• _Task_: Please give the listing again in its entirety, exactly as written.

::: Provided entries :::

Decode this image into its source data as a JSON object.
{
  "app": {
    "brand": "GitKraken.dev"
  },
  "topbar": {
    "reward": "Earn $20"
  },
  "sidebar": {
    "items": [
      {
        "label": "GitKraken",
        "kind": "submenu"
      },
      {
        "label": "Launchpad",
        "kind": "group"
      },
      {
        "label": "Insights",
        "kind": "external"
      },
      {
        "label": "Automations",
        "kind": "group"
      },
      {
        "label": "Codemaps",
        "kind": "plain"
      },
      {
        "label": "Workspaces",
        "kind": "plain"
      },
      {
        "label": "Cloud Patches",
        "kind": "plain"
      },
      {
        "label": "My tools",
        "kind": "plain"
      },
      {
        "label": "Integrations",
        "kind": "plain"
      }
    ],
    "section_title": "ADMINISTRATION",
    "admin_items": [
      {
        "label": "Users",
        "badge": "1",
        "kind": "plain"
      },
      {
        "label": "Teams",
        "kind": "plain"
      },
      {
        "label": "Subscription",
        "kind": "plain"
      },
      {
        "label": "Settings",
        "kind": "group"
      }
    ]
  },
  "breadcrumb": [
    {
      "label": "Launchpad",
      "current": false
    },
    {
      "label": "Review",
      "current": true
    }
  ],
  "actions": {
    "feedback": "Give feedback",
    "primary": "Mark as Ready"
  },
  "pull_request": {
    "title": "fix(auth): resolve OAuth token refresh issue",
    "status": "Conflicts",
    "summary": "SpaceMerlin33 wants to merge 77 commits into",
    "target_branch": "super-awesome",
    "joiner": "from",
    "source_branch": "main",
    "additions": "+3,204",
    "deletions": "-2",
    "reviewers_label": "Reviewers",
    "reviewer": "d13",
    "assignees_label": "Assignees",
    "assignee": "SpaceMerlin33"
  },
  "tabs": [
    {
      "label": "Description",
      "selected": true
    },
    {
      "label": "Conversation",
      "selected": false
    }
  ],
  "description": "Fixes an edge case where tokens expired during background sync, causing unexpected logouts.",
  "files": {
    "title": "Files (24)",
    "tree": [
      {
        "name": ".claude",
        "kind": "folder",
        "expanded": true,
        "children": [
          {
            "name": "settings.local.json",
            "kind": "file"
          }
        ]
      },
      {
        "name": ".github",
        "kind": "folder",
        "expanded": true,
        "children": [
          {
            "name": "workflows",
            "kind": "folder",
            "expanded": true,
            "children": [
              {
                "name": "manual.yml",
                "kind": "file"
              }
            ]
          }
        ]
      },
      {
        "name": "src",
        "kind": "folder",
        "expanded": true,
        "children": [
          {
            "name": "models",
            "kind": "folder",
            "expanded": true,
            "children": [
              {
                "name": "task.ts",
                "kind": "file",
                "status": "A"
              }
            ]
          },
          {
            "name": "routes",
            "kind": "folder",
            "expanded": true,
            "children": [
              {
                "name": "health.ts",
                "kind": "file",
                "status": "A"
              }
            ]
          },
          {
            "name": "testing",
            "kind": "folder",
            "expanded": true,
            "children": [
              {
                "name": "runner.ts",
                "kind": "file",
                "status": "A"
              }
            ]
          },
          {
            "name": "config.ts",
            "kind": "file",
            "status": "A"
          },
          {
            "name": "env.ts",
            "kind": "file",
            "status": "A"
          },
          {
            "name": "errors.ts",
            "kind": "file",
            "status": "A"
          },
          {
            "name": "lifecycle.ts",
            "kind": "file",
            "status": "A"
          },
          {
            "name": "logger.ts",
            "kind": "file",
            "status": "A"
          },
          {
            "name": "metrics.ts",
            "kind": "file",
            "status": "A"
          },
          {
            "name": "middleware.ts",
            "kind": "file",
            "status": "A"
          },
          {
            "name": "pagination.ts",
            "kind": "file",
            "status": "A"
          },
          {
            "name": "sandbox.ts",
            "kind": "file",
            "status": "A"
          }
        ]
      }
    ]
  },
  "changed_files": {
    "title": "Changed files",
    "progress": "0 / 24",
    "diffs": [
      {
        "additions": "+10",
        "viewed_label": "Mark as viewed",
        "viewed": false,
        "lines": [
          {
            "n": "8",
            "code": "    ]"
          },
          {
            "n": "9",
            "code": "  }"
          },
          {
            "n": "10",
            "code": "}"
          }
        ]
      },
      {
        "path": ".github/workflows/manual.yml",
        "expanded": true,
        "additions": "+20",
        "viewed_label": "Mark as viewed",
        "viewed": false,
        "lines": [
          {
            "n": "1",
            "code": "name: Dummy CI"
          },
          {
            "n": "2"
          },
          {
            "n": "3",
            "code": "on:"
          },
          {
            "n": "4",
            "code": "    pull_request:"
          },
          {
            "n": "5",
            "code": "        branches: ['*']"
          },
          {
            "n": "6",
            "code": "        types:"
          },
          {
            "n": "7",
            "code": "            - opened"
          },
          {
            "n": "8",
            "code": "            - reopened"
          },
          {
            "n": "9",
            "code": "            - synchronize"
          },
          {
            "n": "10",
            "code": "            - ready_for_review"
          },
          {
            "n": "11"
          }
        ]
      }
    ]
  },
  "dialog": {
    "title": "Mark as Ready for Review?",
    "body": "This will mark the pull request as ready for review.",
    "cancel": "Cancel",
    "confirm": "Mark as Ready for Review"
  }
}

:::

• _Task answer_:
Decode this image into its source data as a JSON object.
{
  "app": {
    "brand": "GitKraken.dev"
  },
  "topbar": {
    "reward": "Earn $20"
  },
  "sidebar": {
    "items": [
      {
        "label": "GitKraken",
        "kind": "submenu"
      },
      {
        "label": "Launchpad",
        "kind": "group"
      },
      {
        "label": "Insights",
        "kind": "external"
      },
      {
        "label": "Automations",
        "kind": "group"
      },
      {
        "label": "Codemaps",
        "kind": "plain"
      },
      {
        "label": "Workspaces",
        "kind": "plain"
      },
      {
        "label": "Cloud Patches",
        "kind": "plain"
      },
      {
        "label": "My tools",
        "kind": "plain"
      },
      {
        "label": "Integrations",
        "kind": "plain"
      }
    ],
    "section_title": "ADMINISTRATION",
    "admin_items": [
      {
        "label": "Users",
        "badge": "1",
        "kind": "plain"
      },
      {
        "label": "Teams",
        "kind": "plain"
      },
      {
        "label": "Subscription",
        "kind": "plain"
      },
      {
        "label": "Settings",
        "kind": "group"
      }
    ]
  },
  "breadcrumb": [
    {
      "label": "Launchpad",
      "current": false
    },
    {
      "label": "Review",
      "current": true
    }
  ],
  "actions": {
    "feedback": "Give feedback",
    "primary": "Mark as Ready"
  },
  "pull_request": {
    "title": "fix(auth): resolve OAuth token refresh issue",
    "status": "Conflicts",
    "summary": "SpaceMerlin33 wants to merge 77 commits into",
    "target_branch": "super-awesome",
    "joiner": "from",
    "source_branch": "main",
    "additions": "+3,204",
    "deletions": "-2",
    "reviewers_label": "Reviewers",
    "reviewer": "d13",
    "assignees_label": "Assignees",
    "assignee": "SpaceMerlin33"
  },
  "tabs": [
    {
      "label": "Description",
      "selected": true
    },
    {
      "label": "Conversation",
      "selected": false
    }
  ],
  "description": "Fixes an edge case where tokens expired during background sync, causing unexpected logouts.",
  "files": {
    "title": "Files (24)",
    "tree": [
      {
        "name": ".claude",
        "kind": "folder",
        "expanded": true,
        "children": [
          {
            "name": "settings.local.json",
            "kind": "file"
          }
        ]
      },
      {
        "name": ".github",
        "kind": "folder",
        "expanded": true,
        "children": [
          {
            "name": "workflows",
            "kind": "folder",
            "expanded": true,
            "children": [
              {
                "name": "manual.yml",
                "kind": "file"
              }
            ]
          }
        ]
      },
      {
        "name": "src",
        "kind": "folder",
        "expanded": true,
        "children": [
          {
            "name": "models",
            "kind": "folder",
            "expanded": true,
            "children": [
              {
                "name": "task.ts",
                "kind": "file",
                "status": "A"
              }
            ]
          },
          {
            "name": "routes",
            "kind": "folder",
            "expanded": true,
            "children": [
              {
                "name": "health.ts",
                "kind": "file",
                "status": "A"
              }
            ]
          },
          {
            "name": "testing",
            "kind": "folder",
            "expanded": true,
            "children": [
              {
                "name": "runner.ts",
                "kind": "file",
                "status": "A"
              }
            ]
          },
          {
            "name": "config.ts",
            "kind": "file",
            "status": "A"
          },
          {
            "name": "env.ts",
            "kind": "file",
            "status": "A"
          },
          {
            "name": "errors.ts",
            "kind": "file",
            "status": "A"
          },
          {
            "name": "lifecycle.ts",
            "kind": "file",
            "status": "A"
          },
          {
            "name": "logger.ts",
            "kind": "file",
            "status": "A"
          },
          {
            "name": "metrics.ts",
            "kind": "file",
            "status": "A"
          },
          {
            "name": "middleware.ts",
            "kind": "file",
            "status": "A"
          },
          {
            "name": "pagination.ts",
            "kind": "file",
            "status": "A"
          },
          {
            "name": "sandbox.ts",
            "kind": "file",
            "status": "A"
          }
        ]
      }
    ]
  },
  "changed_files": {
    "title": "Changed files",
    "progress": "0 / 24",
    "diffs": [
      {
        "additions": "+10",
        "viewed_label": "Mark as viewed",
        "viewed": false,
        "lines": [
          {
            "n": "8",
            "code": "    ]"
          },
          {
            "n": "9",
            "code": "  }"
          },
          {
            "n": "10",
            "code": "}"
          }
        ]
      },
      {
        "path": ".github/workflows/manual.yml",
        "expanded": true,
        "additions": "+20",
        "viewed_label": "Mark as viewed",
        "viewed": false,
        "lines": [
          {
            "n": "1",
            "code": "name: Dummy CI"
          },
          {
            "n": "2"
          },
          {
            "n": "3",
            "code": "on:"
          },
          {
            "n": "4",
            "code": "    pull_request:"
          },
          {
            "n": "5",
            "code": "        branches: ['*']"
          },
          {
            "n": "6",
            "code": "        types:"
          },
          {
            "n": "7",
            "code": "            - opened"
          },
          {
            "n": "8",
            "code": "            - reopened"
          },
          {
            "n": "9",
            "code": "            - synchronize"
          },
          {
            "n": "10",
            "code": "            - ready_for_review"
          },
          {
            "n": "11"
          }
        ]
      }
    ]
  },
  "dialog": {
    "title": "Mark as Ready for Review?",
    "body": "This will mark the pull request as ready for review.",
    "cancel": "Cancel",
    "confirm": "Mark as Ready for Review"
  }
}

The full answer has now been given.